Exercise »
Every line that contains the word "Transponder" should be copied.

===== Records for the exercise

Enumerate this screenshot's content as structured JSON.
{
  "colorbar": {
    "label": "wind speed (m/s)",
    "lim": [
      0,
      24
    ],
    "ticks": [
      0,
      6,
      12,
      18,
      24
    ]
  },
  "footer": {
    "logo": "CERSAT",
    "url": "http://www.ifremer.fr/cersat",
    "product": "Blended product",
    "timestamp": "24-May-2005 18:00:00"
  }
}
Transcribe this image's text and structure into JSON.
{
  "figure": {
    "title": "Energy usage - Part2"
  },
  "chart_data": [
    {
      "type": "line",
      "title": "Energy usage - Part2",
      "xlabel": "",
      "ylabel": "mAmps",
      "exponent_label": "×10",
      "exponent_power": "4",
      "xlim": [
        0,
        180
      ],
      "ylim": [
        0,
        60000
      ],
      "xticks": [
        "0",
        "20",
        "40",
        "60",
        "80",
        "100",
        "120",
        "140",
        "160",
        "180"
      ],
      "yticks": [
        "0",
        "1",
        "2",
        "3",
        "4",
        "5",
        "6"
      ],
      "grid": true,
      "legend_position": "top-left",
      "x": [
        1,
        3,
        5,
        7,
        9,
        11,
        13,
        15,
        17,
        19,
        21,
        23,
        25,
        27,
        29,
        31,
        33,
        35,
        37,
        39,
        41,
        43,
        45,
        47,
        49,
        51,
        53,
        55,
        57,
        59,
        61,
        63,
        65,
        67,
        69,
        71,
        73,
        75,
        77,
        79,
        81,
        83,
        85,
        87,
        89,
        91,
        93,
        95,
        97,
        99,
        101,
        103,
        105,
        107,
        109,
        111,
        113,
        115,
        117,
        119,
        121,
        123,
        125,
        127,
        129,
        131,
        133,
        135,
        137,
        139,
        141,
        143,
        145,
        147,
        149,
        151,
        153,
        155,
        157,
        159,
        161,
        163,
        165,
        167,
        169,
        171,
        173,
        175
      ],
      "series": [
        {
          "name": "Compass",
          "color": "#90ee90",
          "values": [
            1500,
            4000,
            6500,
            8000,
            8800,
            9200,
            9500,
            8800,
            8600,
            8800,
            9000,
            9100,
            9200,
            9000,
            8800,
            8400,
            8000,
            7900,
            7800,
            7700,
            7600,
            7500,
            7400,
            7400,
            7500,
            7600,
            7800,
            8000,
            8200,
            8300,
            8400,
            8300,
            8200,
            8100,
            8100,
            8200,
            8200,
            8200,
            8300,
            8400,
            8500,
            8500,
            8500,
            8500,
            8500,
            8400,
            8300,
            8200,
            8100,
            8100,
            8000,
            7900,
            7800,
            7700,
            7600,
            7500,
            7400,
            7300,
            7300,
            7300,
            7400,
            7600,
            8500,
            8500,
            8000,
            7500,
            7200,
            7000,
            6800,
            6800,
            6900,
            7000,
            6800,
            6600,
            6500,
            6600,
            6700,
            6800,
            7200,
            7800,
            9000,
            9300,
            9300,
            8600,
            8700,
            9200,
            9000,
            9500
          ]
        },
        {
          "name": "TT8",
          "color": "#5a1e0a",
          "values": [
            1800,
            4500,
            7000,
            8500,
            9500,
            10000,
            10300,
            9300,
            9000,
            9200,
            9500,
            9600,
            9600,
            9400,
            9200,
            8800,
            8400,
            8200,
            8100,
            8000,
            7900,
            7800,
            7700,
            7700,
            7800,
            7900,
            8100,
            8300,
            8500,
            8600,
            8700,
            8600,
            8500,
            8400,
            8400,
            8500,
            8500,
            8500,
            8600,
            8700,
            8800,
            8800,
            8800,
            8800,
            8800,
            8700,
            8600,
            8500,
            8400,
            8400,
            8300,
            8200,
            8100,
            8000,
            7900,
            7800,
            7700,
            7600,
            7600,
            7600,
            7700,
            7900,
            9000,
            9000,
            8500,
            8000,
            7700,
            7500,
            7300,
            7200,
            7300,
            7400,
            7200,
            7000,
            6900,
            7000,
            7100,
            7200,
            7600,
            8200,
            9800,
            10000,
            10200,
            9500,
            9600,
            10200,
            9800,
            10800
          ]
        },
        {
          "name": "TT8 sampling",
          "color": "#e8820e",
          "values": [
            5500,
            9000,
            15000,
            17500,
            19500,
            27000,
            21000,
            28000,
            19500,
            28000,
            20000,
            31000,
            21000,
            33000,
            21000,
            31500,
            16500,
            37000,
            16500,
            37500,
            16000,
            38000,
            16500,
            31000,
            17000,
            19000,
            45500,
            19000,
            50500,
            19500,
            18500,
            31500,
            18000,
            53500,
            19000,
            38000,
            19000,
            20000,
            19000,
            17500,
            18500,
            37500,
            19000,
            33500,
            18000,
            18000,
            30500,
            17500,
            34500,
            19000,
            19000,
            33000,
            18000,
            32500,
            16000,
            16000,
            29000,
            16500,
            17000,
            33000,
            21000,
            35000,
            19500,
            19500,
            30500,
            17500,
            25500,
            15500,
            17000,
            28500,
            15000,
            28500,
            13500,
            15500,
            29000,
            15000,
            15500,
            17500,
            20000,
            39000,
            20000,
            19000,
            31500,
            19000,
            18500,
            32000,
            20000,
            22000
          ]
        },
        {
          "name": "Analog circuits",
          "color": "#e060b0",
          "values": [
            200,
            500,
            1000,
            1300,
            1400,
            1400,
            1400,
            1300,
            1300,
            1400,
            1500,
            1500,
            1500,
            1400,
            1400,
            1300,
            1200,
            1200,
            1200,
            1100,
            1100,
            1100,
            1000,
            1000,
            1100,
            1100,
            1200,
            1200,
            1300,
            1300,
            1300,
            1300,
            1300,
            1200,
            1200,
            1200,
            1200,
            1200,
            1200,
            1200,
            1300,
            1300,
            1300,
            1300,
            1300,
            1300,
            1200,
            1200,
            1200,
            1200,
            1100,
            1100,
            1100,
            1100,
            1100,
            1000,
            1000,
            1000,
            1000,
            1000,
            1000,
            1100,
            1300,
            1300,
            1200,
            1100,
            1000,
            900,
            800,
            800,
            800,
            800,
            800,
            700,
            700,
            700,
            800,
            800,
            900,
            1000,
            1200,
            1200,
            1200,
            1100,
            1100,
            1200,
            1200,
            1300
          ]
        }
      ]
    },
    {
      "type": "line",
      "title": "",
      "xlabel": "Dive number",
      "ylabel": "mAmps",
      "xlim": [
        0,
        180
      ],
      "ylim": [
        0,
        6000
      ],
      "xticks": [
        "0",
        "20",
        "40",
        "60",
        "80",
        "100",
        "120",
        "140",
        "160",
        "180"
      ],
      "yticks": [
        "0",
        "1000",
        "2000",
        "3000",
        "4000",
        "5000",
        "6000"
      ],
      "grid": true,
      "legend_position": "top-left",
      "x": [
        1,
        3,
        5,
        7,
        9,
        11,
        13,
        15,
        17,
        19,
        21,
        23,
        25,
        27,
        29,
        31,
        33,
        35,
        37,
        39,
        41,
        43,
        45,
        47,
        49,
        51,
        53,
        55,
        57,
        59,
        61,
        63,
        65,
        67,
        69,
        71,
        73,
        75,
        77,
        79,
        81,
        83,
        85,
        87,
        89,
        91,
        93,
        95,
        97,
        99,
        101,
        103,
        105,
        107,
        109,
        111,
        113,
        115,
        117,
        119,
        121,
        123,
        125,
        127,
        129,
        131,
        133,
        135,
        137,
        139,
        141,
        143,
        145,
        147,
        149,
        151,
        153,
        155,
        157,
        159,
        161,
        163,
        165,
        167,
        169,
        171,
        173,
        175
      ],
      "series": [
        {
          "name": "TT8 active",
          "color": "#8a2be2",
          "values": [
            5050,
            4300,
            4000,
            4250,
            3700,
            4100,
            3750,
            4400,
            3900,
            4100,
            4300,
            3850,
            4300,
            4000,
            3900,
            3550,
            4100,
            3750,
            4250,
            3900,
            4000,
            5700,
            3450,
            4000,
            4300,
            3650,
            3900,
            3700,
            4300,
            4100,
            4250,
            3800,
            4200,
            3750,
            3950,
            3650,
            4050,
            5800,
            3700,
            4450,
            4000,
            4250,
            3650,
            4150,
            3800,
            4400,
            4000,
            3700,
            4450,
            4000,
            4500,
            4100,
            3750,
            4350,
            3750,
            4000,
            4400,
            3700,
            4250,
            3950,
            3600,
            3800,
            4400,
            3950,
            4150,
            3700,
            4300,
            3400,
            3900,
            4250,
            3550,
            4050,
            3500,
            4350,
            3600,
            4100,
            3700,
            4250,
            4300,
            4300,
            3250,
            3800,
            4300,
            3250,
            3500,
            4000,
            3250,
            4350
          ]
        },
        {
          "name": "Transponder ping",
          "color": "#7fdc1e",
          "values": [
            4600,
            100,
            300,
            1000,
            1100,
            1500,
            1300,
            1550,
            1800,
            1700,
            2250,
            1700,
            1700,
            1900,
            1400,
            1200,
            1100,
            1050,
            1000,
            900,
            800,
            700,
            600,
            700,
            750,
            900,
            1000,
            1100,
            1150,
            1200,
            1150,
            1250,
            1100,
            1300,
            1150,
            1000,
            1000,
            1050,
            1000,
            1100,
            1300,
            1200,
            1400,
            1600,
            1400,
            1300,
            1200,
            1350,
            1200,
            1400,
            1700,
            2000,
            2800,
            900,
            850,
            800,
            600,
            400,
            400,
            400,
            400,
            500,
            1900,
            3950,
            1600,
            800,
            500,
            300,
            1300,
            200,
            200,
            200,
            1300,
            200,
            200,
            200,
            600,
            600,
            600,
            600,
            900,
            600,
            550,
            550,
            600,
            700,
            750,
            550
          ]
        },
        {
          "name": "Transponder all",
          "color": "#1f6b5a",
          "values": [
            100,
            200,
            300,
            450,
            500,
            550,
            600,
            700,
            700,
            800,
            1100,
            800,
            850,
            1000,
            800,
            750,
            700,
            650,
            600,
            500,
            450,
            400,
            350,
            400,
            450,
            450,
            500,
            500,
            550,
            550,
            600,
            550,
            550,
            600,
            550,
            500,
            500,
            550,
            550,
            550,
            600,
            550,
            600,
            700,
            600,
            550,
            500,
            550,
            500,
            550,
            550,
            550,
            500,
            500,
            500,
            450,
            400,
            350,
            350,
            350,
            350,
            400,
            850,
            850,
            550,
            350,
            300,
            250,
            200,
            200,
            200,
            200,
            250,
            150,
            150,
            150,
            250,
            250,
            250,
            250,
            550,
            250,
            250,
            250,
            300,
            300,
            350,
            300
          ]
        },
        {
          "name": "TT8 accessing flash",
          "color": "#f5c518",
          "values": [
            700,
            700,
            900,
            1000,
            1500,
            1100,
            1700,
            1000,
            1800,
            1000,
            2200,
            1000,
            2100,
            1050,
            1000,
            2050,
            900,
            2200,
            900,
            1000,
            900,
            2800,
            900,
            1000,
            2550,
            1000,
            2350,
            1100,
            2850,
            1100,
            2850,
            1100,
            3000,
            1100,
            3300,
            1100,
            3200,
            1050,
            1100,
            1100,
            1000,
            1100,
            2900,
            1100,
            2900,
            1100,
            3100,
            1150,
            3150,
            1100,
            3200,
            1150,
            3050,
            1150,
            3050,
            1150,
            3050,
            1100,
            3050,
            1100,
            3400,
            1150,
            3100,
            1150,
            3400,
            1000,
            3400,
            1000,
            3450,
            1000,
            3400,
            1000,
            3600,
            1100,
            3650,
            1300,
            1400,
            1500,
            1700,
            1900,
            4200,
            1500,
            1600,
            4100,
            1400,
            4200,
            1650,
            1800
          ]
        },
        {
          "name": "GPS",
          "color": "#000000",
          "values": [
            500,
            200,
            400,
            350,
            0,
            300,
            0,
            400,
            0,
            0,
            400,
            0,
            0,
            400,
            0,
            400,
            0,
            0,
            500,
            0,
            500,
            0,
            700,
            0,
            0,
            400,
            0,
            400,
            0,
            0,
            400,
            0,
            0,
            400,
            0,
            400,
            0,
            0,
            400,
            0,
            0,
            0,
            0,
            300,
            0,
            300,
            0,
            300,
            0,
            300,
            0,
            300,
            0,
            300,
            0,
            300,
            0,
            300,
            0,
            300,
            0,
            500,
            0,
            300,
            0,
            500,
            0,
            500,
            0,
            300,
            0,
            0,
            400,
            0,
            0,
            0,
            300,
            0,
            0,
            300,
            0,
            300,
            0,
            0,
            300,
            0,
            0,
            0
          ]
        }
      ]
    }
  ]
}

==========

Task solution »
          "name": "Transponder ping",
          "name": "Transponder all",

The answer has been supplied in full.